#### GOAL:
Scan the data beneath this task and copy each line that includes "STATEMENT".

-------------------------

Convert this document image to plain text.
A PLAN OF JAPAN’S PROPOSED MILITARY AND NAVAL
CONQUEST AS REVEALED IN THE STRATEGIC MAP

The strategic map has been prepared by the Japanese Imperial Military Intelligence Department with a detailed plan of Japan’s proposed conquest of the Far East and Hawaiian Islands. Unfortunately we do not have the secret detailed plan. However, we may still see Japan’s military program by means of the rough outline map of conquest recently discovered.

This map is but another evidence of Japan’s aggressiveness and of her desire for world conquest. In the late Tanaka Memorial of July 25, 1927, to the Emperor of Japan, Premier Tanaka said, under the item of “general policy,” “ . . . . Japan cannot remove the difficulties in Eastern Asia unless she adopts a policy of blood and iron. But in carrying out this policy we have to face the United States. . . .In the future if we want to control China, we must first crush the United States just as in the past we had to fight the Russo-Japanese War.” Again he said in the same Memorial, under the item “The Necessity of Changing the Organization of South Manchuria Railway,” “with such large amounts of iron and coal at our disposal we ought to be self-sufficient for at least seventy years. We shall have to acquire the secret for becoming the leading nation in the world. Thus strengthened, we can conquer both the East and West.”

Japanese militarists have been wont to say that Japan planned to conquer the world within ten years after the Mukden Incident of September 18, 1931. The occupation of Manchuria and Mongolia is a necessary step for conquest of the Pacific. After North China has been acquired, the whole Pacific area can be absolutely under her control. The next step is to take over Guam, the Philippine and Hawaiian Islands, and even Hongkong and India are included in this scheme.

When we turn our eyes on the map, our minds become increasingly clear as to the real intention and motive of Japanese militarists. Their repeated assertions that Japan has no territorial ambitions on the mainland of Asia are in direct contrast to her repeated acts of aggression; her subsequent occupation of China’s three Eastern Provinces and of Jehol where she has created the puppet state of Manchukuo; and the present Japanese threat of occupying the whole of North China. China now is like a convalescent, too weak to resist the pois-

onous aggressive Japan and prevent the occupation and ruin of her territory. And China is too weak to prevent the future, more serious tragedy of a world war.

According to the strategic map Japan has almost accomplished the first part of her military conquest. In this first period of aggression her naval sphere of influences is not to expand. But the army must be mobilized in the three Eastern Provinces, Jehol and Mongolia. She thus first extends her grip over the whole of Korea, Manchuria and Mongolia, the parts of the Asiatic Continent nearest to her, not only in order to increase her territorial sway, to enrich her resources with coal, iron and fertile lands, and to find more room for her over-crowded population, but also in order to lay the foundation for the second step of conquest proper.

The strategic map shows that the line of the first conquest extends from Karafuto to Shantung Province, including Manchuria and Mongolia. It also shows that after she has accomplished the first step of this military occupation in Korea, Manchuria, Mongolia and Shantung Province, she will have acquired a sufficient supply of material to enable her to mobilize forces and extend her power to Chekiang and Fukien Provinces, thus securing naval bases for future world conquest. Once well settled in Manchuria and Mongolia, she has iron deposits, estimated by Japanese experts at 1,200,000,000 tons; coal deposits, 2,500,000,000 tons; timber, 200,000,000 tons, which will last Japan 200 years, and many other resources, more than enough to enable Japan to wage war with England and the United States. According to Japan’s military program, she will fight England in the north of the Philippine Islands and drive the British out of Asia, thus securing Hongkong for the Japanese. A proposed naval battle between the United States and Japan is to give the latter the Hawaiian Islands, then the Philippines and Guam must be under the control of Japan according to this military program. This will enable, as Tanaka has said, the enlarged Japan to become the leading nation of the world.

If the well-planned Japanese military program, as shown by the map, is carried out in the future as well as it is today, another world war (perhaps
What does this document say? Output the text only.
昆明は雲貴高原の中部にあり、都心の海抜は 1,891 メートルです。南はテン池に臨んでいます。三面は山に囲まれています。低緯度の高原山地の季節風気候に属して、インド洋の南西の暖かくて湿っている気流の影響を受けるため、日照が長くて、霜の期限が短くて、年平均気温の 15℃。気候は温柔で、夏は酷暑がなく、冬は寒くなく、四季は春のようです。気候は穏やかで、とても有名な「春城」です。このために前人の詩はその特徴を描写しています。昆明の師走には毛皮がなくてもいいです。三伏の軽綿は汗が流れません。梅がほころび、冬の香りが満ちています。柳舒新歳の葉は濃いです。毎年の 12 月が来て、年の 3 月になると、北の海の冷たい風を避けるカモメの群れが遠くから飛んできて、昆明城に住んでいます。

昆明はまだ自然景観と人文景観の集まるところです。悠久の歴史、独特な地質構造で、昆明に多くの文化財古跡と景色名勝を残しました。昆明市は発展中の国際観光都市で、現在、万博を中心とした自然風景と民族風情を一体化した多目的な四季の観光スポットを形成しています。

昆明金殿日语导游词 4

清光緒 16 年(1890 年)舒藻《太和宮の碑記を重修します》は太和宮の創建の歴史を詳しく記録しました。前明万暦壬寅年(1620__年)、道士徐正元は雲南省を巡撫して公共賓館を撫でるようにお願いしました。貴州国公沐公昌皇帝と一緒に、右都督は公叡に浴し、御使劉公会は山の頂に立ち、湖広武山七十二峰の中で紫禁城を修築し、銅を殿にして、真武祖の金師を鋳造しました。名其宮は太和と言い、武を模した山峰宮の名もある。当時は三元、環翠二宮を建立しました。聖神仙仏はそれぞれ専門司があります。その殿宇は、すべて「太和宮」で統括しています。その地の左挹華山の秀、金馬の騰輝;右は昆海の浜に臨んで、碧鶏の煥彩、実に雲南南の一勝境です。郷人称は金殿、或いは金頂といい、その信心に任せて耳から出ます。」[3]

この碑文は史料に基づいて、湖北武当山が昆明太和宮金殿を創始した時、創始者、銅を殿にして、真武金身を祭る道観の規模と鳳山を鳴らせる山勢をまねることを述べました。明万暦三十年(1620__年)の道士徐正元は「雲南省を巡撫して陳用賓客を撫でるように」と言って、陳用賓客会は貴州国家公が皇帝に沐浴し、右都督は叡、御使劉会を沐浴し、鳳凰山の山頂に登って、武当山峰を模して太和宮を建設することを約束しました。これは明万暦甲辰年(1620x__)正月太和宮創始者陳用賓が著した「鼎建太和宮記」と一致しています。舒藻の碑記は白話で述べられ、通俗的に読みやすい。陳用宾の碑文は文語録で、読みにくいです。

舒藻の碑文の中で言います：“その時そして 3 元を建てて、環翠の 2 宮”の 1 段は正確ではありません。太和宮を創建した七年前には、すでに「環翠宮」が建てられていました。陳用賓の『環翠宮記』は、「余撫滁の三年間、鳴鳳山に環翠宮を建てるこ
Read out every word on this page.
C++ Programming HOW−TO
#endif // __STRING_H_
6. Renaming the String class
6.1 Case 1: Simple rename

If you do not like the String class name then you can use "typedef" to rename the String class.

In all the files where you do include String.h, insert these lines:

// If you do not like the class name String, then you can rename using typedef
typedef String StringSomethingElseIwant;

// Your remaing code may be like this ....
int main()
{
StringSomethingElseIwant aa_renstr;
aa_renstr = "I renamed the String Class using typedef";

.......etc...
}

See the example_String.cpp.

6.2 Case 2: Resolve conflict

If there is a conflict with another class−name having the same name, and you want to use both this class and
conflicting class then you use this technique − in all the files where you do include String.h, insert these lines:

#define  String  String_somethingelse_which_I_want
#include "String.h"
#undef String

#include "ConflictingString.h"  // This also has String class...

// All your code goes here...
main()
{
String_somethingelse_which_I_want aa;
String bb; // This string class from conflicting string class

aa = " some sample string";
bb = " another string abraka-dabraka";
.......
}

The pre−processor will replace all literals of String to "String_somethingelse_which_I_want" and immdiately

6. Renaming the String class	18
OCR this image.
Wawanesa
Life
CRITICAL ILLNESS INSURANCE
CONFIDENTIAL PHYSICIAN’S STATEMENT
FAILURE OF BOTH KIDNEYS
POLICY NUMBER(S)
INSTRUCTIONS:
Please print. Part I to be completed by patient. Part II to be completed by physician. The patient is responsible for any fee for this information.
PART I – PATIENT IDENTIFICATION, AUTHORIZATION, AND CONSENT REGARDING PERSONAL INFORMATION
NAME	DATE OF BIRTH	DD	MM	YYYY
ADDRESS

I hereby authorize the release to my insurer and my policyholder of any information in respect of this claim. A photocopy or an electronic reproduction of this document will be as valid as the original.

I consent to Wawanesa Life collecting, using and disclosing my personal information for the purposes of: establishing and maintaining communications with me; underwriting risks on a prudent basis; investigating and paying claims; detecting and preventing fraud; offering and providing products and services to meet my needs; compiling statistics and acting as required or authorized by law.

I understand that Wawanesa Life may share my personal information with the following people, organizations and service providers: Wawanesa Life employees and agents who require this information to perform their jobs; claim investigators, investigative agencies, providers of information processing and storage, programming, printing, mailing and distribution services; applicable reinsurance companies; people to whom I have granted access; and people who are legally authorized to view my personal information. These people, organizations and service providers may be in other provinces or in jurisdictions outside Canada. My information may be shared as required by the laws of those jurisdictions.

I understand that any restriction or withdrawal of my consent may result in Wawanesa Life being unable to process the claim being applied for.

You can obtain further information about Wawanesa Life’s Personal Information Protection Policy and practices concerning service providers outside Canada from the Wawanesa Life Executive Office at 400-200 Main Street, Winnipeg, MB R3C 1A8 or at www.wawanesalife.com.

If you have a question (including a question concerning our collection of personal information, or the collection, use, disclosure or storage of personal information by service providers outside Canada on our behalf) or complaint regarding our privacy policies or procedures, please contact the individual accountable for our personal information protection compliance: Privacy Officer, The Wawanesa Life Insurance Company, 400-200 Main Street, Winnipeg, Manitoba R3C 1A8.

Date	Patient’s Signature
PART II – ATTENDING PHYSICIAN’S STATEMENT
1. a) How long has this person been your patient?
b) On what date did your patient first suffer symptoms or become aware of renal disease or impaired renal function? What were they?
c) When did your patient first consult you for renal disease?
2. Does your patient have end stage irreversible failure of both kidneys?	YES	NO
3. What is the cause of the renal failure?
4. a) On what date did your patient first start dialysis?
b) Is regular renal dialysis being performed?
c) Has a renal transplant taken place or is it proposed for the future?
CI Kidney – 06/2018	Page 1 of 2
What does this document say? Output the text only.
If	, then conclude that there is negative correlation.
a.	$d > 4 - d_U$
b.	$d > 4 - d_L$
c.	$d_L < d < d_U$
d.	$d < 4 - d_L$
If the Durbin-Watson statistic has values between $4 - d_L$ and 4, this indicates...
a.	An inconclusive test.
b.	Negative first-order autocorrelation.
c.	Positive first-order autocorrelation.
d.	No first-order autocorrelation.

-------------------------

#### SOLUTION TO THIS EXERCISE:
CONFIDENTIAL PHYSICIAN’S STATEMENT
PART II – ATTENDING PHYSICIAN’S STATEMENT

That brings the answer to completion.